▶ [Brief]:
Using the records below, locate all lines containing "个小正方体" and return them.

▶ [Records for processing]:
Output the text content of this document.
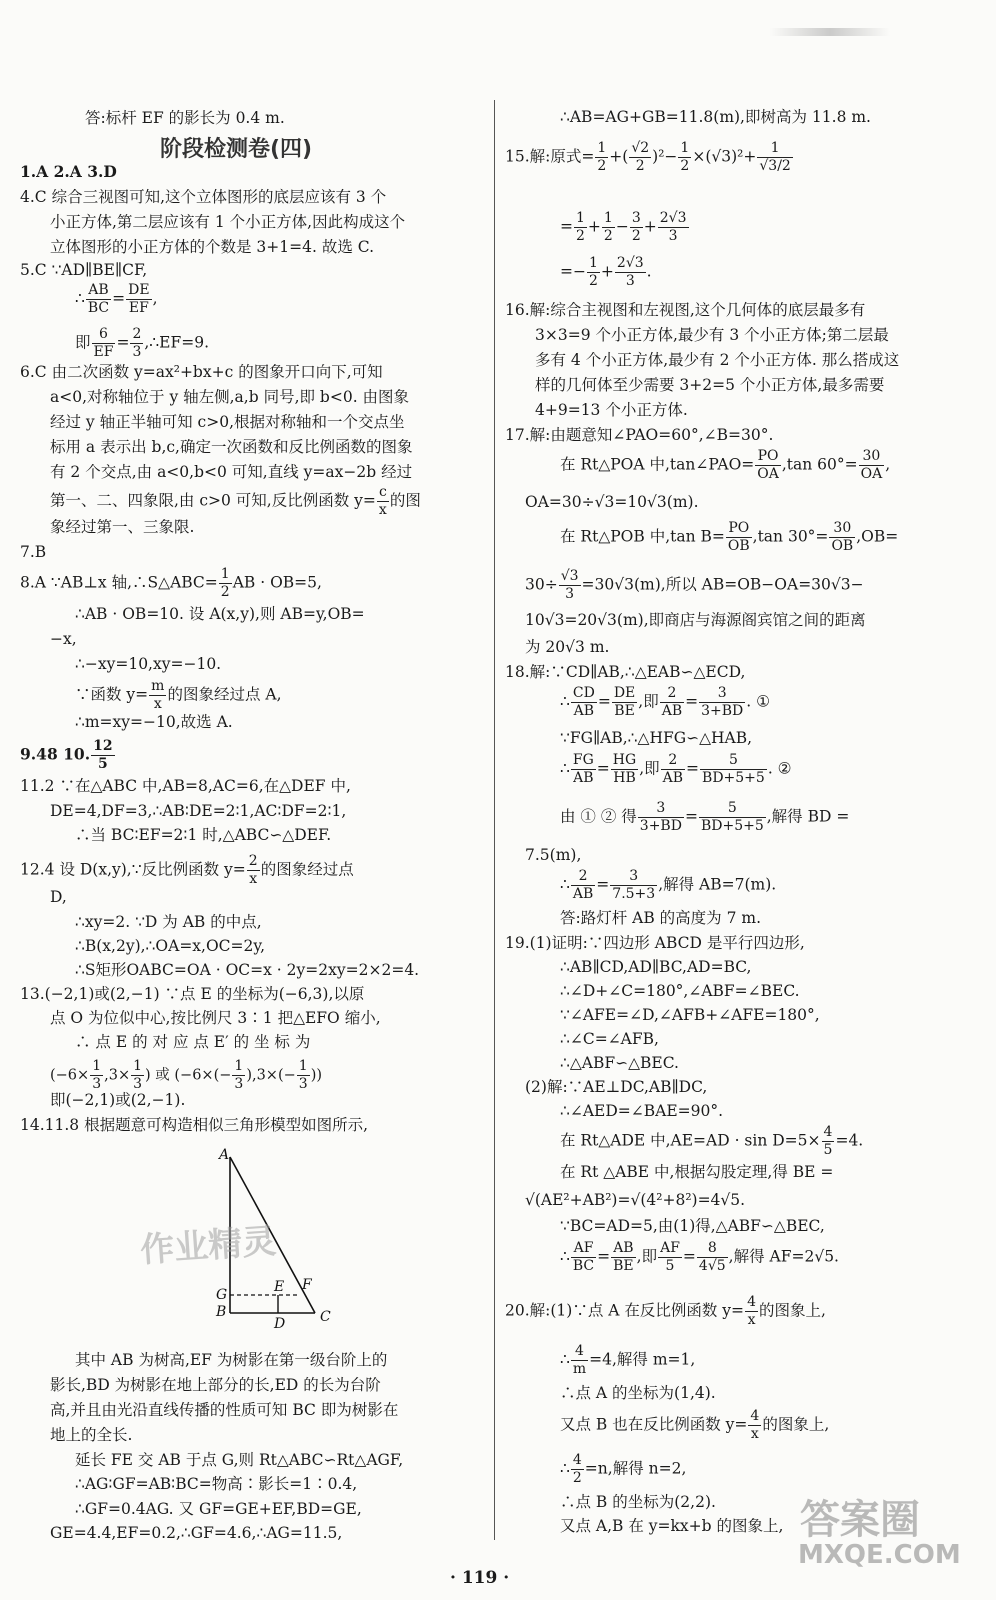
答:标杆 EF 的影长为 0.4 m.
阶段检测卷(四)
1.A 2.A 3.D
4.C 综合三视图可知,这个立体图形的底层应该有 3 个
小正方体,第二层应该有 1 个小正方体,因此构成这个
立体图形的小正方体的个数是 3+1=4. 故选 C.
5.C ∵AD∥BE∥CF,
∴ $\frac{AB}{BC} = \frac{DE}{EF}$ ,
即 $\frac{6}{EF} = \frac{2}{3}$ ,∴EF=9.
6.C 由二次函数 y=ax²+bx+c 的图象开口向下,可知
a<0,对称轴位于 y 轴左侧,a,b 同号,即 b<0. 由图象
经过 y 轴正半轴可知 c>0,根据对称轴和一个交点坐
标用 a 表示出 b,c,确定一次函数和反比例函数的图象
有 2 个交点,由 a<0,b<0 可知,直线 y=ax−2b 经过
第一、二、四象限,由 c>0 可知,反比例函数 $y= \frac{c}{x}$ 的图
象经过第一、三象限.
7.B
8.A ∵AB⊥x 轴,∴S△ABC= $\frac{1}{2}$ AB · OB=5,
∴AB · OB=10. 设 A(x,y),则 AB=y,OB=
−x,
∴−xy=10,xy=−10.
∵函数 $y= \frac{m}{x}$ 的图象经过点 A,
∴m=xy=−10,故选 A.
9.48 10. $\frac{12}{5}$
11.2 ∵在△ABC 中,AB=8,AC=6,在△DEF 中,
DE=4,DF=3,∴AB∶DE=2∶1,AC∶DF=2∶1,
∴当 BC∶EF=2∶1 时,△ABC∽△DEF.
12.4 设 D(x,y),∵反比例函数 $y= \frac{2}{x}$ 的图象经过点
D,
∴xy=2. ∵D 为 AB 的中点,
∴B(x,2y),∴OA=x,OC=2y,
∴S矩形OABC=OA · OC=x · 2y=2xy=2×2=4.
13.(−2,1)或(2,−1) ∵点 E 的坐标为(−6,3),以原
点 O 为位似中心,按比例尺 3∶1 把△EFO 缩小,
∴ 点 E 的 对 应 点 E′ 的 坐 标 为
($-6\times \frac{1}{3} ,3\times \frac{1}{3}$ ) 或 ($-6\times(- \frac{1}{3} ),3\times(- \frac{1}{3}$ ))
即(−2,1)或(2,−1).
14.11.8 根据题意可构造相似三角形模型如图所示,
A
G
B
E F
D C
其中 AB 为树高,EF 为树影在第一级台阶上的
影长,BD 为树影在地上部分的长,ED 的长为台阶
高,并且由光沿直线传播的性质可知 BC 即为树影在
地上的全长.
延长 FE 交 AB 于点 G,则 Rt△ABC∽Rt△AGF,
∴AG∶GF=AB∶BC=物高∶影长=1∶0.4,
∴GF=0.4AG. 又 GF=GE+EF,BD=GE,
GE=4.4,EF=0.2,∴GF=4.6,∴AG=11.5,
∴AB=AG+GB=11.8(m),即树高为 11.8 m.
15.解:原式= $\frac{1}{2}$ +( $\frac{√2}{2} )^2- \frac{1}{2} \times(√3)^2+ \frac{1}{√3/2}$
= $\frac{1}{2} + \frac{1}{2} - \frac{3}{2} + \frac{2√3}{3}$
=− $\frac{1}{2} + \frac{2√3}{3}$ .
16.解:综合主视图和左视图,这个几何体的底层最多有
3×3=9 个小正方体,最少有 3 个小正方体;第二层最
多有 4 个小正方体,最少有 2 个小正方体. 那么搭成这
样的几何体至少需要 3+2=5 个小正方体,最多需要
4+9=13 个小正方体.
17.解:由题意知∠PAO=60°,∠B=30°.
在 Rt△POA 中,tan∠PAO= $\frac{PO}{OA} ,\tan$ $60^\circ= \frac{30}{OA}$ ,
OA=30÷√3=10√3(m).
在 Rt△POB 中,tan $B= \frac{PO}{OB} ,\tan$ $30^\circ= \frac{30}{OB} ,OB=$
$30\div \frac{√3}{3} =30√3(m)$,所以 AB=OB−OA=30√3−
10√3=20√3(m),即商店与海源阁宾馆之间的距离
为 20√3 m.
18.解:∵CD∥AB,∴△EAB∽△ECD,
∴ $\frac{CD}{AB} = \frac{DE}{BE}$ ,即 $\frac{2}{AB} = \frac{3}{3+BD}$ . ①
∵FG∥AB,∴△HFG∽△HAB,
∴ $\frac{FG}{AB} = \frac{HG}{HB}$ ,即 $\frac{2}{AB} = \frac{5}{BD+5+5}$ . ②
由 ① ② 得 $\frac{3}{3+BD} = \frac{5}{BD+5+5}$ ,解得 BD =
7.5(m),
∴ $\frac{2}{AB} = \frac{3}{7.5+3}$ ,解得 AB=7(m).
答:路灯杆 AB 的高度为 7 m.
19.(1)证明:∵四边形 ABCD 是平行四边形,
∴AB∥CD,AD∥BC,AD=BC,
∴∠D+∠C=180°,∠ABF=∠BEC.
∵∠AFE=∠D,∠AFB+∠AFE=180°,
∴∠C=∠AFB,
∴△ABF∽△BEC.
(2)解:∵AE⊥DC,AB∥DC,
∴∠AED=∠BAE=90°.
在 Rt△ADE 中$,AE=AD \cdot \sin D=5\times \frac{4}{5} =4$.
在 Rt △ABE 中,根据勾股定理,得 BE =
√(AE²+AB²)=√(4²+8²)=4√5.
∵BC=AD=5,由(1)得,△ABF∽△BEC,
∴ $\frac{AF}{BC} = \frac{AB}{BE}$ ,即 $\frac{AF}{5} = \frac{8}{4√5}$ ,解得 AF=2√5.
20.解:(1)∵点 A 在反比例函数 $y= \frac{4}{x}$ 的图象上,
∴ $\frac{4}{m} =4$,解得 m=1,
∴点 A 的坐标为(1,4).
又点 B 也在反比例函数 $y= \frac{4}{x}$ 的图象上,
∴ $\frac{4}{2} =n$,解得 n=2,
∴点 B 的坐标为(2,2).
又点 A,B 在 y=kx+b 的图象上,
作业精灵
答案圈
MXQE.COM
· 119 ·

▶ [Response for this exercise]:
小正方体,第二层应该有 1 个小正方体,因此构成这个
3×3=9 个小正方体,最少有 3 个小正方体;第二层最
多有 4 个小正方体,最少有 2 个小正方体. 那么搭成这
样的几何体至少需要 3+2=5 个小正方体,最多需要
4+9=13 个小正方体.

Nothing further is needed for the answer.